[Data extracted from a collection]
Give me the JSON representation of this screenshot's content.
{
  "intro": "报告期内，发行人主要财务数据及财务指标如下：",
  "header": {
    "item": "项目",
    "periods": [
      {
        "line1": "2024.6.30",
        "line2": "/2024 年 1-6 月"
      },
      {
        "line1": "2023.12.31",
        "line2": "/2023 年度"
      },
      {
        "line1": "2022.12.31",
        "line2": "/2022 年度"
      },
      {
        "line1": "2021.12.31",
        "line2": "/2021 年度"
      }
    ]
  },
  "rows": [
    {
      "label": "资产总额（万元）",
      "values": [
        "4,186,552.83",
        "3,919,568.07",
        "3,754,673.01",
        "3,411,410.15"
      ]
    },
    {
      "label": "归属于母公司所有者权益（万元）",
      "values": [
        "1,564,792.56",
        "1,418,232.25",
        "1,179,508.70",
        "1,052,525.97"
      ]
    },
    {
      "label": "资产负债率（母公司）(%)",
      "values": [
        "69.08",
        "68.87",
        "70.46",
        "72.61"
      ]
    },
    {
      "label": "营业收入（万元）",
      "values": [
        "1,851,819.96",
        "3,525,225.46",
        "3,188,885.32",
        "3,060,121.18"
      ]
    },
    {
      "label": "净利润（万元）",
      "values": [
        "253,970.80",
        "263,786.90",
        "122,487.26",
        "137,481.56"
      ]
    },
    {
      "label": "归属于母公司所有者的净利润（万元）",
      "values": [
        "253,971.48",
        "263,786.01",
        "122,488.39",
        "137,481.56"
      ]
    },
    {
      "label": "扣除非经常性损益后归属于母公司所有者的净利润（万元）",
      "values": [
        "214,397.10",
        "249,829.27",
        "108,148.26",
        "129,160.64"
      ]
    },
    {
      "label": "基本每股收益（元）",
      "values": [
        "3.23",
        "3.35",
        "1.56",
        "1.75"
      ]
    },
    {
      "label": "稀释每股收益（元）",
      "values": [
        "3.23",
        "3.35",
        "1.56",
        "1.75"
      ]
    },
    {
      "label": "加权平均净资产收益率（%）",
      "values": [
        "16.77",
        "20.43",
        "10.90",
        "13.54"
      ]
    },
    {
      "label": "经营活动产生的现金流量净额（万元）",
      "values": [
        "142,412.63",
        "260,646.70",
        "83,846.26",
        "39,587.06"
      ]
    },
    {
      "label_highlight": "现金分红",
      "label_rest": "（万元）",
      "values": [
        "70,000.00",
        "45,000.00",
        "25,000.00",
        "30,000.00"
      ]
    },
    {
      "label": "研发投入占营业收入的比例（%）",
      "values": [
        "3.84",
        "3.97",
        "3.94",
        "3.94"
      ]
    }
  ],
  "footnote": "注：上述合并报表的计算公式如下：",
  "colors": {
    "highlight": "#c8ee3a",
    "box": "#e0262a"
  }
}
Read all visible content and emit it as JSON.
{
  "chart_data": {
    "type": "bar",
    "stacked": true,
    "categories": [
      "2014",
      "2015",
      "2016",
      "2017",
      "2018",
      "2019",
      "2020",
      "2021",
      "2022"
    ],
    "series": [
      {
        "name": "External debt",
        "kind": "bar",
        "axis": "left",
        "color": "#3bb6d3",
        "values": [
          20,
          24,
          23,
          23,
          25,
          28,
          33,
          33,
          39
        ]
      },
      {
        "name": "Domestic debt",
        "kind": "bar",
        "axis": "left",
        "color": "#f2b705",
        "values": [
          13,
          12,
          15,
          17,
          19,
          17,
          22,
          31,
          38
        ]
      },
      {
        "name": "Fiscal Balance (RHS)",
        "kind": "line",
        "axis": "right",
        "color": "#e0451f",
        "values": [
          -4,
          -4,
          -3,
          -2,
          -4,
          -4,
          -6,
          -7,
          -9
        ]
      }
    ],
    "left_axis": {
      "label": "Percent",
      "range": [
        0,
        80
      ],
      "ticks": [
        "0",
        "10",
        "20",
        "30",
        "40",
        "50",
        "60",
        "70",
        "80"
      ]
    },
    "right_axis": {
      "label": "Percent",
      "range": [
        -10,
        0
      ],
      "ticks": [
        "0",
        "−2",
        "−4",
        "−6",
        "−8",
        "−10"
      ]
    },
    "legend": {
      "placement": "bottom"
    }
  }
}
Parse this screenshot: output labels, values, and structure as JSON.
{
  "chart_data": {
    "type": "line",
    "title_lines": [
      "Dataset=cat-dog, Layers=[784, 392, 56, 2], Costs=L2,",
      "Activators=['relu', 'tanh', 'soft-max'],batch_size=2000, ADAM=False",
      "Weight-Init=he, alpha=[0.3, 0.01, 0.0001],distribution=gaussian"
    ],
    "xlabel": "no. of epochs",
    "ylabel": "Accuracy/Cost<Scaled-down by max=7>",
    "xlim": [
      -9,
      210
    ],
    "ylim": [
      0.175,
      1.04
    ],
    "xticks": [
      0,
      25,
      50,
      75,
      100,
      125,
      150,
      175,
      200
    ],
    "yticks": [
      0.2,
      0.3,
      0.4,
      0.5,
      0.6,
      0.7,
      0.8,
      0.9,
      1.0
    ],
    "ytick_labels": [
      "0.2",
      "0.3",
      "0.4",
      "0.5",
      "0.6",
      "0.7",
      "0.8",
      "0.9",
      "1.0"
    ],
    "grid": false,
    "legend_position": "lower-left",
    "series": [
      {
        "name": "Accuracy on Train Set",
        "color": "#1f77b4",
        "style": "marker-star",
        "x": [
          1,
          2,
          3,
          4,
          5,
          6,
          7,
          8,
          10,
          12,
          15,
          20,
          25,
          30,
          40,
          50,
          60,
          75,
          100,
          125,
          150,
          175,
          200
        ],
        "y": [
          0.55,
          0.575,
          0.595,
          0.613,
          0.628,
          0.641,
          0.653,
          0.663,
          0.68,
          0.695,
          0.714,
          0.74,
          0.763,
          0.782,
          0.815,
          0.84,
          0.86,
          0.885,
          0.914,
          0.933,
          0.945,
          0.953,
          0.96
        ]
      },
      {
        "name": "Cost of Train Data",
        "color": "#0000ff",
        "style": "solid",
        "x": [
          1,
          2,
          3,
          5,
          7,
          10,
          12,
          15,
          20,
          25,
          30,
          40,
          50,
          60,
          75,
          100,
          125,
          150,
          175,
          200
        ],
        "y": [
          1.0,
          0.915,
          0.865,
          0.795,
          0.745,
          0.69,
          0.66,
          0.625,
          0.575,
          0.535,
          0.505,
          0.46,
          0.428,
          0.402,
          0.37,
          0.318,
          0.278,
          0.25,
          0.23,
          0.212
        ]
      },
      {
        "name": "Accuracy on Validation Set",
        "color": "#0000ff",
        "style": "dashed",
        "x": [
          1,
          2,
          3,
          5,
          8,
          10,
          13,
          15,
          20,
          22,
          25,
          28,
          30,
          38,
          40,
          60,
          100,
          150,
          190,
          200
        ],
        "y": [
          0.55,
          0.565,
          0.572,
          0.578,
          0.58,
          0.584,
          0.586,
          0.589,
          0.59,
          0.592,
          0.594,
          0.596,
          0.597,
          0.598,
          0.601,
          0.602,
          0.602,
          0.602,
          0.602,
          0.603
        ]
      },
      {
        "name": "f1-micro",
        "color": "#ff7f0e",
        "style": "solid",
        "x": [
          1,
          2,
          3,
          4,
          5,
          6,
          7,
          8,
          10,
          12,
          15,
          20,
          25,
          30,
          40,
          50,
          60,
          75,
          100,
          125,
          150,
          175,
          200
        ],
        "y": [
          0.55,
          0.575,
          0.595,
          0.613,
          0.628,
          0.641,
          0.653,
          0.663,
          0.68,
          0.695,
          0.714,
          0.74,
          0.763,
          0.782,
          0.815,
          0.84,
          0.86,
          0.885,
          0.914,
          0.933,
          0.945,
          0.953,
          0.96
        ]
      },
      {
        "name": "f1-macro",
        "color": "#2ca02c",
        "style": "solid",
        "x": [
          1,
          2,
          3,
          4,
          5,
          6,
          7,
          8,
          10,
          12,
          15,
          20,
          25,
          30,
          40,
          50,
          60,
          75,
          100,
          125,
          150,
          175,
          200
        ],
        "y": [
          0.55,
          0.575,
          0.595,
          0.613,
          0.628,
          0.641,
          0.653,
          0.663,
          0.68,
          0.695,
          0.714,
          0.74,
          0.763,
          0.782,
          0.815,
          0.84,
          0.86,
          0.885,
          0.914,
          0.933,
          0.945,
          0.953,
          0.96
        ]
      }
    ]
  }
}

* [Task to carry out] Find the lines holding "debt" and list every one.

* [Task response]
        "name": "External debt",
        "name": "Domestic debt",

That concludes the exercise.